• **GOAL OF THE EXERCISE**
Write each line out exactly, leaving none out.

• **SOURCE DATA**
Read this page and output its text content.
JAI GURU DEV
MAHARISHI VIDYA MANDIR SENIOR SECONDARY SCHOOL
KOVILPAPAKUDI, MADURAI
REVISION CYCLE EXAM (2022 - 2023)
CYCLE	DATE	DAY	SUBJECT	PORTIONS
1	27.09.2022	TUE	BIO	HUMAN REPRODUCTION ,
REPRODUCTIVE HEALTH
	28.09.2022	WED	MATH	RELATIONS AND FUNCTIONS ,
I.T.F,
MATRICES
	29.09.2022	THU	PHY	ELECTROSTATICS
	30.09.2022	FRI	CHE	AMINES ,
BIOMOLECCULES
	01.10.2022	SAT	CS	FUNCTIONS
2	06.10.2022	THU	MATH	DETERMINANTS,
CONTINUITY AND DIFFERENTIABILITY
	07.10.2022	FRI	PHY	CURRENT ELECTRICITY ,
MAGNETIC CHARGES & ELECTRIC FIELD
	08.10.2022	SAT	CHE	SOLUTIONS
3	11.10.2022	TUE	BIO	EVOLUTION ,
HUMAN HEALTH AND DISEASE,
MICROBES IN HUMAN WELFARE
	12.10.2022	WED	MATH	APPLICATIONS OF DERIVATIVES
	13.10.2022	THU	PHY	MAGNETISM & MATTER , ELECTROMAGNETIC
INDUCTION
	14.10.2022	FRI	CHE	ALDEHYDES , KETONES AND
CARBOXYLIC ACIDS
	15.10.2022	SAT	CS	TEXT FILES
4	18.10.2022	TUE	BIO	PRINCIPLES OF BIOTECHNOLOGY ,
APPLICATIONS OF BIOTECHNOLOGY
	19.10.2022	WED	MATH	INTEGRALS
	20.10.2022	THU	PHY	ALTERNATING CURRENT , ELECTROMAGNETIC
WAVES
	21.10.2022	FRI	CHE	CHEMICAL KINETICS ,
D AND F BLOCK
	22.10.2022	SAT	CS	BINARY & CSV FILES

• **RESPONSE FOR THIS EXERCISE**
Read this page and output its text content.
JAI GURU DEV
MAHARISHI VIDYA MANDIR SENIOR SECONDARY SCHOOL
KOVILPAPAKUDI, MADURAI
REVISION CYCLE EXAM (2022 - 2023)
CYCLE	DATE	DAY	SUBJECT	PORTIONS
1	27.09.2022	TUE	BIO	HUMAN REPRODUCTION ,
REPRODUCTIVE HEALTH
	28.09.2022	WED	MATH	RELATIONS AND FUNCTIONS ,
I.T.F,
MATRICES
	29.09.2022	THU	PHY	ELECTROSTATICS
	30.09.2022	FRI	CHE	AMINES ,
BIOMOLECCULES
	01.10.2022	SAT	CS	FUNCTIONS
2	06.10.2022	THU	MATH	DETERMINANTS,
CONTINUITY AND DIFFERENTIABILITY
	07.10.2022	FRI	PHY	CURRENT ELECTRICITY ,
MAGNETIC CHARGES & ELECTRIC FIELD
	08.10.2022	SAT	CHE	SOLUTIONS
3	11.10.2022	TUE	BIO	EVOLUTION ,
HUMAN HEALTH AND DISEASE,
MICROBES IN HUMAN WELFARE
	12.10.2022	WED	MATH	APPLICATIONS OF DERIVATIVES
	13.10.2022	THU	PHY	MAGNETISM & MATTER , ELECTROMAGNETIC
INDUCTION
	14.10.2022	FRI	CHE	ALDEHYDES , KETONES AND
CARBOXYLIC ACIDS
	15.10.2022	SAT	CS	TEXT FILES
4	18.10.2022	TUE	BIO	PRINCIPLES OF BIOTECHNOLOGY ,
APPLICATIONS OF BIOTECHNOLOGY
	19.10.2022	WED	MATH	INTEGRALS
	20.10.2022	THU	PHY	ALTERNATING CURRENT , ELECTROMAGNETIC
WAVES
	21.10.2022	FRI	CHE	CHEMICAL KINETICS ,
D AND F BLOCK
	22.10.2022	SAT	CS	BINARY & CSV FILES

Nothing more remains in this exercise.